>> Start Text excerpt
Tuesday, August 08, 2006

Intuit - Into It

The Yoga Shala August Furlough Program is going remarkably well. Of course it's only been two days. And one of those days included not Ashtanga, but rather, a shameless detour to Jivamukti for some dogma-heavy, vinyasa-light posing. But still, I'm waking up early, I'm getting my errands done and managing to squeeze in some teaching, and I am practicing yoga.

Today I happily went back to my Ashtanga practice, thrilled to experience all 60 vinyasas from the start of Primary Series through final resting pose. Today, I made an effort to stay with Sharath's breath and vinyasa count for as long as possible without having to pause the DVD (except at the end of his Surya Namaskar A so that I could add two more of A and two Surya Namaskar B's before pressing Play again). I managed to get all the way through Mari D before I pressed Pause again, at which point I re-duxed Mari A, B and C and then did D twice. Then I hit Play again and went with Sharath all the way through Supta Kurmasana, at which point I hit Pause again in order to do some deep prep work for Supta K. Of course, binding is still a long way off, but then I am so Supta Kurmasically challenged that I will probably be comfortably executing Eka Pada Sirsasana before being able to bind my damn hands in Supta K (please don't read anything into my linking to a Yoga Journal article on Eka Pada, rather than, say, Arjuna...it is not that I have gone over to the Yoga Journal side during this rebellious phase of mine; the YJ link was merely the first link that came up when I Googled the pose, what a surprise, that).
>> End Text excerpt
▶ [Instruction]:
Duplicate the part of the yoga blog post starting with "Tuesday, August 08, 2006" and going on through "am practicing yoga.", word for word.
>> Start Information provided
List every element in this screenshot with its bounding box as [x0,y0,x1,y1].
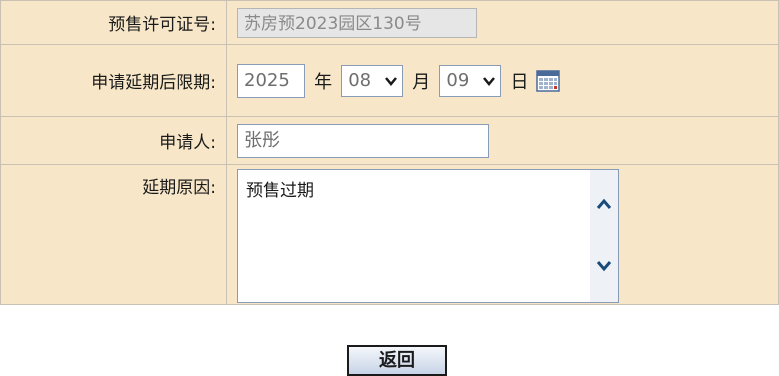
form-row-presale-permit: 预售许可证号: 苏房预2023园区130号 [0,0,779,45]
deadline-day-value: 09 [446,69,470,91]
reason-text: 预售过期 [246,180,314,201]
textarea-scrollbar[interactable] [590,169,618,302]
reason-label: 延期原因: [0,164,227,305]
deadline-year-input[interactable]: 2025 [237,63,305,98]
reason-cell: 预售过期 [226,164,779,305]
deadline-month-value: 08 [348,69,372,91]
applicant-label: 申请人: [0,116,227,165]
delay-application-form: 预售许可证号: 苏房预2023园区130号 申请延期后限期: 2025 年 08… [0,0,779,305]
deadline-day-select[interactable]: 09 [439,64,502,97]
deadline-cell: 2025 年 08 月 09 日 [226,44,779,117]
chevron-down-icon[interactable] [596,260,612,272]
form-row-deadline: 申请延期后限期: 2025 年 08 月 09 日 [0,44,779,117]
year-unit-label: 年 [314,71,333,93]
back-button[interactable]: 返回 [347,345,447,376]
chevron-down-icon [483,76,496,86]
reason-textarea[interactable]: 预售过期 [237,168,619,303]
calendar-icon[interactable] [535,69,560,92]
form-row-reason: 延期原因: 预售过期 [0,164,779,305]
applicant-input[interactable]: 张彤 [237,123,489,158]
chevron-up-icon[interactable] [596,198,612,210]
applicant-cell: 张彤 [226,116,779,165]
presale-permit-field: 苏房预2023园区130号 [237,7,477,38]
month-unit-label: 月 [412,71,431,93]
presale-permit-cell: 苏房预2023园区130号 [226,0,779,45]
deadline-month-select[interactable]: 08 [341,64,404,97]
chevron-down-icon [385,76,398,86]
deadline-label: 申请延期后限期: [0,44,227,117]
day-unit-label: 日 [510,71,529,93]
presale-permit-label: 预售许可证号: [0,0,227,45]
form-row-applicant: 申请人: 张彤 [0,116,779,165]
>> End Information provided
▶ [Answer to the problem]:
Tuesday, August 08, 2006

Intuit - Into It

The Yoga Shala August Furlough Program is going remarkably well. Of course it's only been two days. And one of those days included not Ashtanga, but rather, a shameless detour to Jivamukti for some dogma-heavy, vinyasa-light posing. But still, I'm waking up early, I'm getting my errands done and managing to squeeze in some teaching, and I am practicing yoga.